--- BEGIN ---
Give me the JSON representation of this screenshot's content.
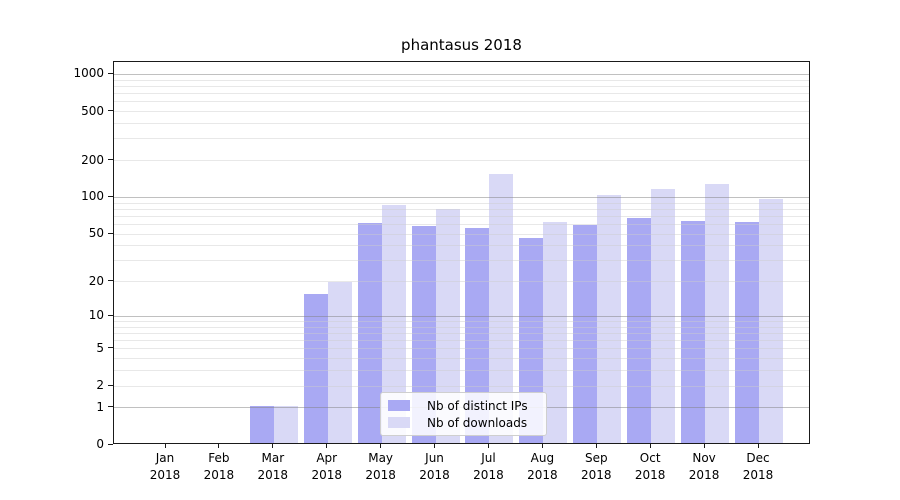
{
  "chart_data": {
    "type": "bar",
    "title": "phantasus 2018",
    "categories": [
      "Jan 2018",
      "Feb 2018",
      "Mar 2018",
      "Apr 2018",
      "May 2018",
      "Jun 2018",
      "Jul 2018",
      "Aug 2018",
      "Sep 2018",
      "Oct 2018",
      "Nov 2018",
      "Dec 2018"
    ],
    "series": [
      {
        "name": "Nb of distinct IPs",
        "color": "#a9a9f3",
        "values": [
          0,
          0,
          1,
          15,
          60,
          56,
          54,
          45,
          57,
          65,
          62,
          61
        ]
      },
      {
        "name": "Nb of downloads",
        "color": "#d9d9f6",
        "values": [
          0,
          0,
          1,
          19,
          83,
          78,
          151,
          61,
          100,
          112,
          123,
          93
        ]
      }
    ],
    "xlabel": "",
    "ylabel": "",
    "y_scale": "log1p",
    "y_ticks": [
      0,
      1,
      2,
      5,
      10,
      20,
      50,
      100,
      200,
      500,
      1000
    ],
    "y_grid_major": [
      1,
      10,
      100,
      1000
    ],
    "ylim": [
      0,
      1260
    ],
    "grid": "horizontal major+minor",
    "legend_position": "inside lower-center"
  }
}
--- END ---
Please write out all the data again word for word, but not the pictures.

§ **THE COMPLETED TASK**
Give me the JSON representation of this screenshot's content.
{
  "chart_data": {
    "type": "bar",
    "title": "phantasus 2018",
    "categories": [
      "Jan 2018",
      "Feb 2018",
      "Mar 2018",
      "Apr 2018",
      "May 2018",
      "Jun 2018",
      "Jul 2018",
      "Aug 2018",
      "Sep 2018",
      "Oct 2018",
      "Nov 2018",
      "Dec 2018"
    ],
    "series": [
      {
        "name": "Nb of distinct IPs",
        "color": "#a9a9f3",
        "values": [
          0,
          0,
          1,
          15,
          60,
          56,
          54,
          45,
          57,
          65,
          62,
          61
        ]
      },
      {
        "name": "Nb of downloads",
        "color": "#d9d9f6",
        "values": [
          0,
          0,
          1,
          19,
          83,
          78,
          151,
          61,
          100,
          112,
          123,
          93
        ]
      }
    ],
    "xlabel": "",
    "ylabel": "",
    "y_scale": "log1p",
    "y_ticks": [
      0,
      1,
      2,
      5,
      10,
      20,
      50,
      100,
      200,
      500,
      1000
    ],
    "y_grid_major": [
      1,
      10,
      100,
      1000
    ],
    "ylim": [
      0,
      1260
    ],
    "grid": "horizontal major+minor",
    "legend_position": "inside lower-center"
  }
}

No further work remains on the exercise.